(Data items)
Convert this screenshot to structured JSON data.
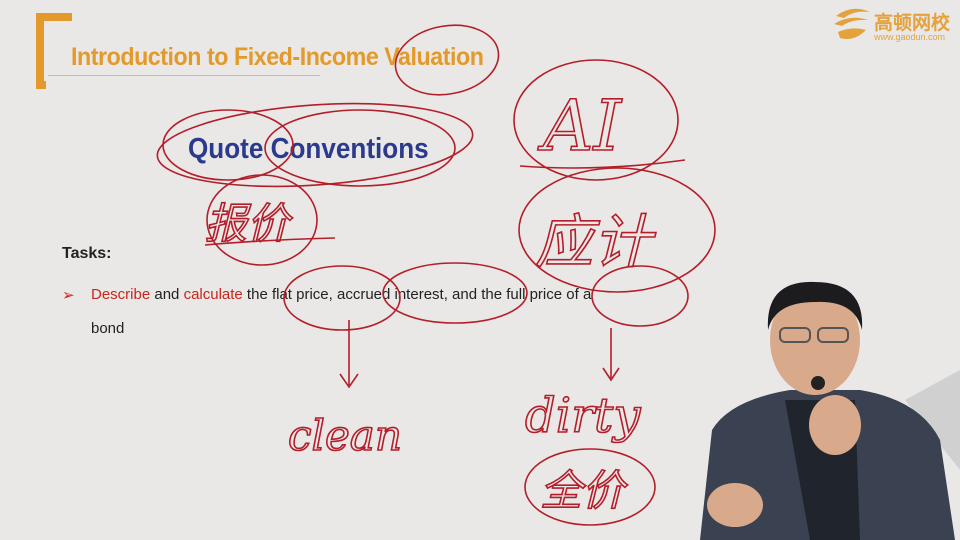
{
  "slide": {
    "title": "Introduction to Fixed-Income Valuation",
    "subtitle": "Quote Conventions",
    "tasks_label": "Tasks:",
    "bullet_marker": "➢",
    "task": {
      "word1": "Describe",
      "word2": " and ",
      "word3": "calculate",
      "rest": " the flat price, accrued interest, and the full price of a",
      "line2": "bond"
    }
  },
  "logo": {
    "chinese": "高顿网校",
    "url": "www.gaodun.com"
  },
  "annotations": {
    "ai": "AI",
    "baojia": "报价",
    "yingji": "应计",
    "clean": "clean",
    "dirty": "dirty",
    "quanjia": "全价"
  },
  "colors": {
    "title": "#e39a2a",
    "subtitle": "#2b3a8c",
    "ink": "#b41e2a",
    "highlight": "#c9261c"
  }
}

**Exercise task**:
List the lines of the entries that include "subtitle".

**Response for this exercise**:
    "subtitle": "Quote Conventions",
    "subtitle": "#2b3a8c",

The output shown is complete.